• Collected data
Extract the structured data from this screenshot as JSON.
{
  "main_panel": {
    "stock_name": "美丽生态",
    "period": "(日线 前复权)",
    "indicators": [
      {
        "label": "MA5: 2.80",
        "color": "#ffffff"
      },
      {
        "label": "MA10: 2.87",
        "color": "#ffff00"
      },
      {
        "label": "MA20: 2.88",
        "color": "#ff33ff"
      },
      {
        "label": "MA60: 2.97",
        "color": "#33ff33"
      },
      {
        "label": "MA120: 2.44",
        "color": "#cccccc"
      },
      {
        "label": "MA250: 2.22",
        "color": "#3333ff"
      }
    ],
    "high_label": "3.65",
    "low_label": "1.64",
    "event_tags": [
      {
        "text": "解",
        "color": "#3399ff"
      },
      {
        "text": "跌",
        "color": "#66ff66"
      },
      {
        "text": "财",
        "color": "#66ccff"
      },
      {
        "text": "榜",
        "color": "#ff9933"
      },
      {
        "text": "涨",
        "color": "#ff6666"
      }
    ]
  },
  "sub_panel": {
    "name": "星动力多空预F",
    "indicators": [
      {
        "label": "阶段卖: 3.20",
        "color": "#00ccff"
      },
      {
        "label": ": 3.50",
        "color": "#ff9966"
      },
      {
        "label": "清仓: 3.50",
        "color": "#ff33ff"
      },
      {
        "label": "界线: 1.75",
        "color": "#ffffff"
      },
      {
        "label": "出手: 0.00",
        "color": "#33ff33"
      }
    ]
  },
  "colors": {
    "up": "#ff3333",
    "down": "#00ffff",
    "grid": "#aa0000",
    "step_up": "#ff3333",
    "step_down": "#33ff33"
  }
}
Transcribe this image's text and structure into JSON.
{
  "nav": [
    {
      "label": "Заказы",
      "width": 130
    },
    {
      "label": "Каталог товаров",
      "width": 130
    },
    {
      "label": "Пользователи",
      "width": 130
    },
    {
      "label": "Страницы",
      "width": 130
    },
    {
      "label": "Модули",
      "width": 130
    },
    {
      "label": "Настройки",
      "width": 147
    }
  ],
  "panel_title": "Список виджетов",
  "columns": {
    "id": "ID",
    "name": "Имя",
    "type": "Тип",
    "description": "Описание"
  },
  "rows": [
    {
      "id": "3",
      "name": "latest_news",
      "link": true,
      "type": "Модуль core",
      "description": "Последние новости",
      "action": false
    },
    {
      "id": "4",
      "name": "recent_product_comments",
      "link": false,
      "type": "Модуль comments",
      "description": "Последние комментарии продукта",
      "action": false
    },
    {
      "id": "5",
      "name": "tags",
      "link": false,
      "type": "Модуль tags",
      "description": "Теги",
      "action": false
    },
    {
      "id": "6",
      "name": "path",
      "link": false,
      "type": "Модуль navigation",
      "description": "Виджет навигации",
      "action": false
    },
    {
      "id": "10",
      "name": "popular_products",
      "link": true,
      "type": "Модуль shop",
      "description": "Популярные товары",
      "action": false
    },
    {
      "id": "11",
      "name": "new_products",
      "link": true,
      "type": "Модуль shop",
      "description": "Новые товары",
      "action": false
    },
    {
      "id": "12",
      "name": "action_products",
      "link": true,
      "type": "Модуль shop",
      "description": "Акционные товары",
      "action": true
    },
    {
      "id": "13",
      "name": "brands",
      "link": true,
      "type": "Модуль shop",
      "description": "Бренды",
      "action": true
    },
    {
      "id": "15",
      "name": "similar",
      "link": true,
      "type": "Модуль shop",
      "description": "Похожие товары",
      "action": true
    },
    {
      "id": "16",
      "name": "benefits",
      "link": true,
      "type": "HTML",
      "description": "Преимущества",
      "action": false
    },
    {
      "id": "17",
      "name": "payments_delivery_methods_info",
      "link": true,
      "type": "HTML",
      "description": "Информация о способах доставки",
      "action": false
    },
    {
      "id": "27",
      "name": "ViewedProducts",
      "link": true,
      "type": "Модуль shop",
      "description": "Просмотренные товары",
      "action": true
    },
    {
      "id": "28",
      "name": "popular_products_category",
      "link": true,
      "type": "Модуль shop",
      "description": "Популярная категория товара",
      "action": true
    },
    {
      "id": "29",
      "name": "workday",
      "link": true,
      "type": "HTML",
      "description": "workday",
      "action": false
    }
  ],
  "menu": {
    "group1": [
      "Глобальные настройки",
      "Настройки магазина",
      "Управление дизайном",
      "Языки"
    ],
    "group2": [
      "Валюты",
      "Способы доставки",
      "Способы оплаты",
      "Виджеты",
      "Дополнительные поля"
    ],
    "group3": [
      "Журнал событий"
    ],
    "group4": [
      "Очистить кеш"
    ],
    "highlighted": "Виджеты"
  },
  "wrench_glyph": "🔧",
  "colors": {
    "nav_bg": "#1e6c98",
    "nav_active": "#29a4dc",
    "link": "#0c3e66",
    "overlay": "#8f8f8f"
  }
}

• Written exercise
Copy all the entries verbatim.

• Expected answer
Extract the structured data from this screenshot as JSON.
{
  "main_panel": {
    "stock_name": "美丽生态",
    "period": "(日线 前复权)",
    "indicators": [
      {
        "label": "MA5: 2.80",
        "color": "#ffffff"
      },
      {
        "label": "MA10: 2.87",
        "color": "#ffff00"
      },
      {
        "label": "MA20: 2.88",
        "color": "#ff33ff"
      },
      {
        "label": "MA60: 2.97",
        "color": "#33ff33"
      },
      {
        "label": "MA120: 2.44",
        "color": "#cccccc"
      },
      {
        "label": "MA250: 2.22",
        "color": "#3333ff"
      }
    ],
    "high_label": "3.65",
    "low_label": "1.64",
    "event_tags": [
      {
        "text": "解",
        "color": "#3399ff"
      },
      {
        "text": "跌",
        "color": "#66ff66"
      },
      {
        "text": "财",
        "color": "#66ccff"
      },
      {
        "text": "榜",
        "color": "#ff9933"
      },
      {
        "text": "涨",
        "color": "#ff6666"
      }
    ]
  },
  "sub_panel": {
    "name": "星动力多空预F",
    "indicators": [
      {
        "label": "阶段卖: 3.20",
        "color": "#00ccff"
      },
      {
        "label": ": 3.50",
        "color": "#ff9966"
      },
      {
        "label": "清仓: 3.50",
        "color": "#ff33ff"
      },
      {
        "label": "界线: 1.75",
        "color": "#ffffff"
      },
      {
        "label": "出手: 0.00",
        "color": "#33ff33"
      }
    ]
  },
  "colors": {
    "up": "#ff3333",
    "down": "#00ffff",
    "grid": "#aa0000",
    "step_up": "#ff3333",
    "step_down": "#33ff33"
  }
}
Transcribe this image's text and structure into JSON.
{
  "nav": [
    {
      "label": "Заказы",
      "width": 130
    },
    {
      "label": "Каталог товаров",
      "width": 130
    },
    {
      "label": "Пользователи",
      "width": 130
    },
    {
      "label": "Страницы",
      "width": 130
    },
    {
      "label": "Модули",
      "width": 130
    },
    {
      "label": "Настройки",
      "width": 147
    }
  ],
  "panel_title": "Список виджетов",
  "columns": {
    "id": "ID",
    "name": "Имя",
    "type": "Тип",
    "description": "Описание"
  },
  "rows": [
    {
      "id": "3",
      "name": "latest_news",
      "link": true,
      "type": "Модуль core",
      "description": "Последние новости",
      "action": false
    },
    {
      "id": "4",
      "name": "recent_product_comments",
      "link": false,
      "type": "Модуль comments",
      "description": "Последние комментарии продукта",
      "action": false
    },
    {
      "id": "5",
      "name": "tags",
      "link": false,
      "type": "Модуль tags",
      "description": "Теги",
      "action": false
    },
    {
      "id": "6",
      "name": "path",
      "link": false,
      "type": "Модуль navigation",
      "description": "Виджет навигации",
      "action": false
    },
    {
      "id": "10",
      "name": "popular_products",
      "link": true,
      "type": "Модуль shop",
      "description": "Популярные товары",
      "action": false
    },
    {
      "id": "11",
      "name": "new_products",
      "link": true,
      "type": "Модуль shop",
      "description": "Новые товары",
      "action": false
    },
    {
      "id": "12",
      "name": "action_products",
      "link": true,
      "type": "Модуль shop",
      "description": "Акционные товары",
      "action": true
    },
    {
      "id": "13",
      "name": "brands",
      "link": true,
      "type": "Модуль shop",
      "description": "Бренды",
      "action": true
    },
    {
      "id": "15",
      "name": "similar",
      "link": true,
      "type": "Модуль shop",
      "description": "Похожие товары",
      "action": true
    },
    {
      "id": "16",
      "name": "benefits",
      "link": true,
      "type": "HTML",
      "description": "Преимущества",
      "action": false
    },
    {
      "id": "17",
      "name": "payments_delivery_methods_info",
      "link": true,
      "type": "HTML",
      "description": "Информация о способах доставки",
      "action": false
    },
    {
      "id": "27",
      "name": "ViewedProducts",
      "link": true,
      "type": "Модуль shop",
      "description": "Просмотренные товары",
      "action": true
    },
    {
      "id": "28",
      "name": "popular_products_category",
      "link": true,
      "type": "Модуль shop",
      "description": "Популярная категория товара",
      "action": true
    },
    {
      "id": "29",
      "name": "workday",
      "link": true,
      "type": "HTML",
      "description": "workday",
      "action": false
    }
  ],
  "menu": {
    "group1": [
      "Глобальные настройки",
      "Настройки магазина",
      "Управление дизайном",
      "Языки"
    ],
    "group2": [
      "Валюты",
      "Способы доставки",
      "Способы оплаты",
      "Виджеты",
      "Дополнительные поля"
    ],
    "group3": [
      "Журнал событий"
    ],
    "group4": [
      "Очистить кеш"
    ],
    "highlighted": "Виджеты"
  },
  "wrench_glyph": "🔧",
  "colors": {
    "nav_bg": "#1e6c98",
    "nav_active": "#29a4dc",
    "link": "#0c3e66",
    "overlay": "#8f8f8f"
  }
}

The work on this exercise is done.